DATASET ENTRIES>
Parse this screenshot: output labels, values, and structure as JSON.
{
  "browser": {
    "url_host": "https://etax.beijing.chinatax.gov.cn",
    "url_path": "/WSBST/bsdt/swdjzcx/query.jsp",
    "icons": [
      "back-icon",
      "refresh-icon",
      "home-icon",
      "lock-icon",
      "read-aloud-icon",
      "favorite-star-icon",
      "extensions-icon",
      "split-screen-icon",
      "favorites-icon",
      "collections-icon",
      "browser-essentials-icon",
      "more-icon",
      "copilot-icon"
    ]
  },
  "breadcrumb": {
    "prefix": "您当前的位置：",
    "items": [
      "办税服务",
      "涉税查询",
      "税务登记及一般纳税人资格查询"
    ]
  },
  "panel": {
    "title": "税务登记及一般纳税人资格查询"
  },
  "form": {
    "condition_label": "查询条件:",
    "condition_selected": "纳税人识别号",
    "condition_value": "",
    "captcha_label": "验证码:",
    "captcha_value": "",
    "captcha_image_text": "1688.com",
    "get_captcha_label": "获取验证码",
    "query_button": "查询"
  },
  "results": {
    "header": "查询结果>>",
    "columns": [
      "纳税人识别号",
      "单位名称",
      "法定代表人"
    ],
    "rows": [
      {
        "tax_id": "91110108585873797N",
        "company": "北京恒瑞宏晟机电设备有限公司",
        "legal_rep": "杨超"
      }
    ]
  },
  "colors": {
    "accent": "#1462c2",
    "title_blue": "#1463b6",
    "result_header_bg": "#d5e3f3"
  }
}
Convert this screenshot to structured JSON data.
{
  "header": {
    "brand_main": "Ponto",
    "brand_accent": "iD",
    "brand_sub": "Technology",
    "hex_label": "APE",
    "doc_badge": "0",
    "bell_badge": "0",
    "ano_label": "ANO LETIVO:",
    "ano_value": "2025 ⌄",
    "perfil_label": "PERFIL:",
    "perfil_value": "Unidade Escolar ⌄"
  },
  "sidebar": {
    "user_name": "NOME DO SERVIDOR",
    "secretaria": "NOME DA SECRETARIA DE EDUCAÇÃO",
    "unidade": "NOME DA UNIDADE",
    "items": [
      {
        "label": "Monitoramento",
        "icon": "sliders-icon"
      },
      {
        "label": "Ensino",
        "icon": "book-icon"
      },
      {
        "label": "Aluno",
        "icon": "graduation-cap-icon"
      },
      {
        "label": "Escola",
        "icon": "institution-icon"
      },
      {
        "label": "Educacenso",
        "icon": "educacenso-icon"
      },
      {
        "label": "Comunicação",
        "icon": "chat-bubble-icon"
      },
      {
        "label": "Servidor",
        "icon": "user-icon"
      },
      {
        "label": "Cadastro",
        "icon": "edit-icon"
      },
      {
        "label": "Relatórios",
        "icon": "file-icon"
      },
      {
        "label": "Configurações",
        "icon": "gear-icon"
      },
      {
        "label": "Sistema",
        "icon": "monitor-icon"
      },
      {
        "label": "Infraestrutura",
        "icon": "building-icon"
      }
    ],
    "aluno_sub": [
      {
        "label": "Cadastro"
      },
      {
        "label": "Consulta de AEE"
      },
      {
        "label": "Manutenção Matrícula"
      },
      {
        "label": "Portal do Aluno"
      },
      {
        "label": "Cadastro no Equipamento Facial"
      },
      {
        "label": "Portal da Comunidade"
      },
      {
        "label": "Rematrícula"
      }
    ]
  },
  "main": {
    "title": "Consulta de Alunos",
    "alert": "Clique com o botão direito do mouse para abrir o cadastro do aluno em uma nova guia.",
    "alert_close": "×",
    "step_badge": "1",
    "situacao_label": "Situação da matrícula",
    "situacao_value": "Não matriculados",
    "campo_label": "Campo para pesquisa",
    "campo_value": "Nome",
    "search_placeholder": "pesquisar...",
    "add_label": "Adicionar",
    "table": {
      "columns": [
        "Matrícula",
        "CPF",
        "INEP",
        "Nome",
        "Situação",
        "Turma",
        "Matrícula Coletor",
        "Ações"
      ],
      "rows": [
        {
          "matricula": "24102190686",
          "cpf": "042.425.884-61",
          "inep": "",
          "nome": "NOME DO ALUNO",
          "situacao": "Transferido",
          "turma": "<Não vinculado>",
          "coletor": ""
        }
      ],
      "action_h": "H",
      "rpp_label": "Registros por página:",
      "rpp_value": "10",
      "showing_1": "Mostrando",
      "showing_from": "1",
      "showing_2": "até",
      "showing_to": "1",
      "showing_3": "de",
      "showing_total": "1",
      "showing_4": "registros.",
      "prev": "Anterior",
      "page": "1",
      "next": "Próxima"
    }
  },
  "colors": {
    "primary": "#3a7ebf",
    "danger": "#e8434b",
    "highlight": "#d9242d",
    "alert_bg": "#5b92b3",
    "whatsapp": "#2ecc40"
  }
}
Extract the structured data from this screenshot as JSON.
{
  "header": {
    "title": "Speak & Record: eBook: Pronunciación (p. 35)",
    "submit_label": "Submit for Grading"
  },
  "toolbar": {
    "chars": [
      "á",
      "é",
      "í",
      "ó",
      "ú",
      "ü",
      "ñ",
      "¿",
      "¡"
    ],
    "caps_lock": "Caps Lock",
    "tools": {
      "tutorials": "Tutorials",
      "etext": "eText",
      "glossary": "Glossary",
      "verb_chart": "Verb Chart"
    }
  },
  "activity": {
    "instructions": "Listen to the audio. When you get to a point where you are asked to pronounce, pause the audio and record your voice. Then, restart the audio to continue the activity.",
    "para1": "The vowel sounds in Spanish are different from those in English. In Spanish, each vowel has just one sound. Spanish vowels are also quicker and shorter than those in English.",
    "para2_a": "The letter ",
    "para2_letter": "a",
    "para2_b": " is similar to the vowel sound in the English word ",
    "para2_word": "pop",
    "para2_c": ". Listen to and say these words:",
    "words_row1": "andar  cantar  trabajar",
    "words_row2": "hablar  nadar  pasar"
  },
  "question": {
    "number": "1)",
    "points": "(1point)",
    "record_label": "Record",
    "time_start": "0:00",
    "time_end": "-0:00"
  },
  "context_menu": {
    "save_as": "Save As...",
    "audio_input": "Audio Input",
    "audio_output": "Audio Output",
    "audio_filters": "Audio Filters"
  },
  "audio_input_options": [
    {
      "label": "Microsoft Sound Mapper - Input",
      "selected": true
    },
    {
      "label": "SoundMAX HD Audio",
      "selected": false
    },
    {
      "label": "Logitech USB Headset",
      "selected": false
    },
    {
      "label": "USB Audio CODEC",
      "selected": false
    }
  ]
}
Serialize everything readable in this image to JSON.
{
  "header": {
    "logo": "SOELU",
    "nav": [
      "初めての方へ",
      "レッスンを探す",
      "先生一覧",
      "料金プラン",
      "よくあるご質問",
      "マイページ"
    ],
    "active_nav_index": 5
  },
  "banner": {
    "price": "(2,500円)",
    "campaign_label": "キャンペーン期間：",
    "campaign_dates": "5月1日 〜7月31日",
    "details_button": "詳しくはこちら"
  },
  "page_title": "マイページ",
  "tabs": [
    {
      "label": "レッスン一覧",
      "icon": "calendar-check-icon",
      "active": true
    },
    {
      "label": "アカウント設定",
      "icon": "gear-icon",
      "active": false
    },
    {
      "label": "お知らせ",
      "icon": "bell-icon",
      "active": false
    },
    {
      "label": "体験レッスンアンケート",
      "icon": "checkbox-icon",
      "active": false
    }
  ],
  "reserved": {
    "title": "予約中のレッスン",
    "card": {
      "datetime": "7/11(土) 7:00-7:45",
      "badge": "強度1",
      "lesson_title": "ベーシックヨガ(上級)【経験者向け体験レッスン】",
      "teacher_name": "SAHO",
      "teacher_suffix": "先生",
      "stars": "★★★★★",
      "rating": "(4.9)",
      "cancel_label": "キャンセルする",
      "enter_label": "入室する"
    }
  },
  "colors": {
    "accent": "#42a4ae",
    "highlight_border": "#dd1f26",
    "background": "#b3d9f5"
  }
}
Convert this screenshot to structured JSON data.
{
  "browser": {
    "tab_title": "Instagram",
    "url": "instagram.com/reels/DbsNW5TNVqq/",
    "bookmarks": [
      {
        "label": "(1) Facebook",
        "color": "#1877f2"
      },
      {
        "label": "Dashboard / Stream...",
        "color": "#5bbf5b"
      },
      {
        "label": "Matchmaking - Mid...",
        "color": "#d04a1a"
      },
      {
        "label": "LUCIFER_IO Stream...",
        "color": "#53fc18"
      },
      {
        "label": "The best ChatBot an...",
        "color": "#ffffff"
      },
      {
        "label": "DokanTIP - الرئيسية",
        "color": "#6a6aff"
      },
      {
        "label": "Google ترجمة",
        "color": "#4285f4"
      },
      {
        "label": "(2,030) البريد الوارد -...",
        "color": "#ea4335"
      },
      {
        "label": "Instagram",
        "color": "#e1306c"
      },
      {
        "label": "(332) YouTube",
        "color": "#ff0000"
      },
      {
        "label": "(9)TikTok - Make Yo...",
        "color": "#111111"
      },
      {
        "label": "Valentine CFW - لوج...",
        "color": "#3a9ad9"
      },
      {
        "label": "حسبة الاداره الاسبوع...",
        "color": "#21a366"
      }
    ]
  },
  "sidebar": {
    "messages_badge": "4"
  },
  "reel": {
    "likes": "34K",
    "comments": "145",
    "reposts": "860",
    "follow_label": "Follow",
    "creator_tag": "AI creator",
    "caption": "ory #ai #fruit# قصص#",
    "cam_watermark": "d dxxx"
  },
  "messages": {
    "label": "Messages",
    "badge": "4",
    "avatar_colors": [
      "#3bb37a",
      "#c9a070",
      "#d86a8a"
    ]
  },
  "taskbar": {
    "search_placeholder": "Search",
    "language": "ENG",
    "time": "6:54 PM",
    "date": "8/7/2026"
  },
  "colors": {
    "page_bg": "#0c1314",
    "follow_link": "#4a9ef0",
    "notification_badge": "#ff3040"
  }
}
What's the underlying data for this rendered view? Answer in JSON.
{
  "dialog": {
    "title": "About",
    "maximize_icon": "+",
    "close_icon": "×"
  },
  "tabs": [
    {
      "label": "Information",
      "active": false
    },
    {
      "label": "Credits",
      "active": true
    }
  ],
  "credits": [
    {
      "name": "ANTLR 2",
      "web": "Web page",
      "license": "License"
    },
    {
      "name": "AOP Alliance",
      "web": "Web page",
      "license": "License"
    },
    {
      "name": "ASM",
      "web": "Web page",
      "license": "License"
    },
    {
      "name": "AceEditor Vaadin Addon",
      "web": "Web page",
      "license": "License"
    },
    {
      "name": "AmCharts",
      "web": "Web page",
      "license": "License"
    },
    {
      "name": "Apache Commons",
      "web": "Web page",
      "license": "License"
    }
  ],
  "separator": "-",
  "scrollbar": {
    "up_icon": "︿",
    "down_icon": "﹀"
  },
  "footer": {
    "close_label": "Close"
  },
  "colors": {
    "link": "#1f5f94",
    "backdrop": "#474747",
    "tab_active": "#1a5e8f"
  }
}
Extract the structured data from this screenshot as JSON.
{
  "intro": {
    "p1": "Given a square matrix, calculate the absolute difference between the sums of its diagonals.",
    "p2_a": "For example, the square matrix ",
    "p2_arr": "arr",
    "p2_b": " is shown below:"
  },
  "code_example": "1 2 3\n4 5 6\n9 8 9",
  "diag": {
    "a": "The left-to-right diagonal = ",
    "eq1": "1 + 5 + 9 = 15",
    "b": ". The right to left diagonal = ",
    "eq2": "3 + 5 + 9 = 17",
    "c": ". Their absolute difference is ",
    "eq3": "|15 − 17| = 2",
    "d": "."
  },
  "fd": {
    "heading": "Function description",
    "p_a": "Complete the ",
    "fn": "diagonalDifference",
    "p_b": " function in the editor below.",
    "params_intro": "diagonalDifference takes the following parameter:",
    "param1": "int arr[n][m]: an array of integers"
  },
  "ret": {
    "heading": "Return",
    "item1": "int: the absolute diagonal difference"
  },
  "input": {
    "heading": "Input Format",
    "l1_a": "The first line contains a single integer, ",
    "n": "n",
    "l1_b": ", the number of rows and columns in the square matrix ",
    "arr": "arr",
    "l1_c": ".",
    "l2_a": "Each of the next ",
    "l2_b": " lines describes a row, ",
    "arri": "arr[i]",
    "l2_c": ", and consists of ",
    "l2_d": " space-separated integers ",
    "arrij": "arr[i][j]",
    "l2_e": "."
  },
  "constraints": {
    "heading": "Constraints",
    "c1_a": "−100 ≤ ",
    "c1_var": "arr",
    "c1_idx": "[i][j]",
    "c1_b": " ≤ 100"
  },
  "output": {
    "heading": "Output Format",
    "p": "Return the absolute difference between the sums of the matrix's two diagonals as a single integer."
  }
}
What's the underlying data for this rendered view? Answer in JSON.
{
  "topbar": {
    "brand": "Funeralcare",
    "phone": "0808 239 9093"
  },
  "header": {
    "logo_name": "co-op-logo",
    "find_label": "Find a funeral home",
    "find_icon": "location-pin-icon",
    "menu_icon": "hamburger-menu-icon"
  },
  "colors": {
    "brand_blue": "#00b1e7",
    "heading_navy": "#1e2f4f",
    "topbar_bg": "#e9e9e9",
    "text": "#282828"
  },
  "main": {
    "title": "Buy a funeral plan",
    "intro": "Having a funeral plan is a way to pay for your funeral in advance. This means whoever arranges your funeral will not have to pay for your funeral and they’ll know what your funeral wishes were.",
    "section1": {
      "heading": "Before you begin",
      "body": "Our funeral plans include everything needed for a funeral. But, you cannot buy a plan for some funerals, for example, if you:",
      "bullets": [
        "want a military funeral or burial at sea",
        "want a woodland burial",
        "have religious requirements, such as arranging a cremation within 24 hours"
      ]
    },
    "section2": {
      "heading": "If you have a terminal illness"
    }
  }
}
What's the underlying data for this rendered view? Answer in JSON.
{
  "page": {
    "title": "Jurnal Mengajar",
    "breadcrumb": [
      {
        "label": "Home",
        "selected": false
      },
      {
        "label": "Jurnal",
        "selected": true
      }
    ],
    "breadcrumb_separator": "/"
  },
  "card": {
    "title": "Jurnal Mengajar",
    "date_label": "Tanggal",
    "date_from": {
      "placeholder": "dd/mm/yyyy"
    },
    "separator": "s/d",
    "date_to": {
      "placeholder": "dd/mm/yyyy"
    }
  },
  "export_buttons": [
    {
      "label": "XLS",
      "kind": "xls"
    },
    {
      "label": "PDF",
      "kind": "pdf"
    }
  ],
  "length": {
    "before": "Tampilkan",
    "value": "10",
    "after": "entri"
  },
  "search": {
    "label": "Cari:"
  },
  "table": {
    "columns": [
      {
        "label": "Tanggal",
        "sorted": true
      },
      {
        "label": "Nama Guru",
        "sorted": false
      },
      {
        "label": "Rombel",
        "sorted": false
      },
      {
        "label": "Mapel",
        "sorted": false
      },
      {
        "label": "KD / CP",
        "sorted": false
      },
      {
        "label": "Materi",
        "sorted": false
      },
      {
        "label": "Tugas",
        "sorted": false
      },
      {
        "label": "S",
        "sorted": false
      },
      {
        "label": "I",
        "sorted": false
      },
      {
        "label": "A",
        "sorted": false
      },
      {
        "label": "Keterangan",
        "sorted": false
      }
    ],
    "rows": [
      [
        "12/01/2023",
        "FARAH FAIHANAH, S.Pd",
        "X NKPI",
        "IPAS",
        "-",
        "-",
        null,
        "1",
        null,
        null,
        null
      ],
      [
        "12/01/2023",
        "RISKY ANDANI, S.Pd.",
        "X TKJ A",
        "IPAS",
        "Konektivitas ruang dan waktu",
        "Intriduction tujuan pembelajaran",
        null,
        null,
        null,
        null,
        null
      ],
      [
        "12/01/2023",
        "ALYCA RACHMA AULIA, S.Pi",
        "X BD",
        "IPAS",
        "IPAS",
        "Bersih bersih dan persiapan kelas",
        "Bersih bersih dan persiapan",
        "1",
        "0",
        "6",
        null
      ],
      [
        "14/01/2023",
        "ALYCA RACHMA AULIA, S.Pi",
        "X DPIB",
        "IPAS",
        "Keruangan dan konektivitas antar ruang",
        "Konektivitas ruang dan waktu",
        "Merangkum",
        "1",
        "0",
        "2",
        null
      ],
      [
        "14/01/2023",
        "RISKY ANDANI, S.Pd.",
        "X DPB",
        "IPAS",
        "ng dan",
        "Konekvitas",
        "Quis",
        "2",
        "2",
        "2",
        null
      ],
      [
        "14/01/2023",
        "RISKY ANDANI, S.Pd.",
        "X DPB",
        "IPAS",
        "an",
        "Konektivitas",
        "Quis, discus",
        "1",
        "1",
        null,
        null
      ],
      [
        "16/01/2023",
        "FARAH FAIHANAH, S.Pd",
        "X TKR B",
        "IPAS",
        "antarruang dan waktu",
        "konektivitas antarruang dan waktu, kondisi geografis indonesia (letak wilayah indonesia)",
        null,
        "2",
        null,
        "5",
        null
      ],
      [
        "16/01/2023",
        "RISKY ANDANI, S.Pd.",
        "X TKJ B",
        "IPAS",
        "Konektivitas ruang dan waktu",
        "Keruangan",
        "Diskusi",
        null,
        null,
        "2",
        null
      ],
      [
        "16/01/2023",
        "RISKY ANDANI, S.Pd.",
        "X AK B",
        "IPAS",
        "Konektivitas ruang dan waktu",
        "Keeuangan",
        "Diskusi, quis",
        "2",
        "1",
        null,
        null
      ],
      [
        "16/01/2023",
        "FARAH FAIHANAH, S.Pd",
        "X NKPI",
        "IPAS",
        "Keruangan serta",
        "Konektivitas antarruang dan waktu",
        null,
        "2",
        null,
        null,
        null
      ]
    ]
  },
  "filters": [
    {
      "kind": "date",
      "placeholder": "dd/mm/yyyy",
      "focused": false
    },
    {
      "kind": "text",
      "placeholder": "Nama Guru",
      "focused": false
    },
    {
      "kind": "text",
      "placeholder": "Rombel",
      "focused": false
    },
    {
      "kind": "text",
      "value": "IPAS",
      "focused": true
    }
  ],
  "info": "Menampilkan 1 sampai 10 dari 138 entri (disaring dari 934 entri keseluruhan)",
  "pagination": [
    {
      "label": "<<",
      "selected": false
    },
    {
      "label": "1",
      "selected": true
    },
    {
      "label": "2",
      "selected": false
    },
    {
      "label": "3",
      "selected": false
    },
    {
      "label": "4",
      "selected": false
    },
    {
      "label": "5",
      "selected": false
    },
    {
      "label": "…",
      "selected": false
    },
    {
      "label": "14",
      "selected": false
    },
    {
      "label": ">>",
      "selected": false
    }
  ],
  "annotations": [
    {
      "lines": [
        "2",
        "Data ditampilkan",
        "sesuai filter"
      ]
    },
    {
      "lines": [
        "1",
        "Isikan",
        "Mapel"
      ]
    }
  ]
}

REQUIREMENTS>
Of all the lines in the listing above, how many include "diagonals"? Write only the number.

CORRECT OUTPUT>
2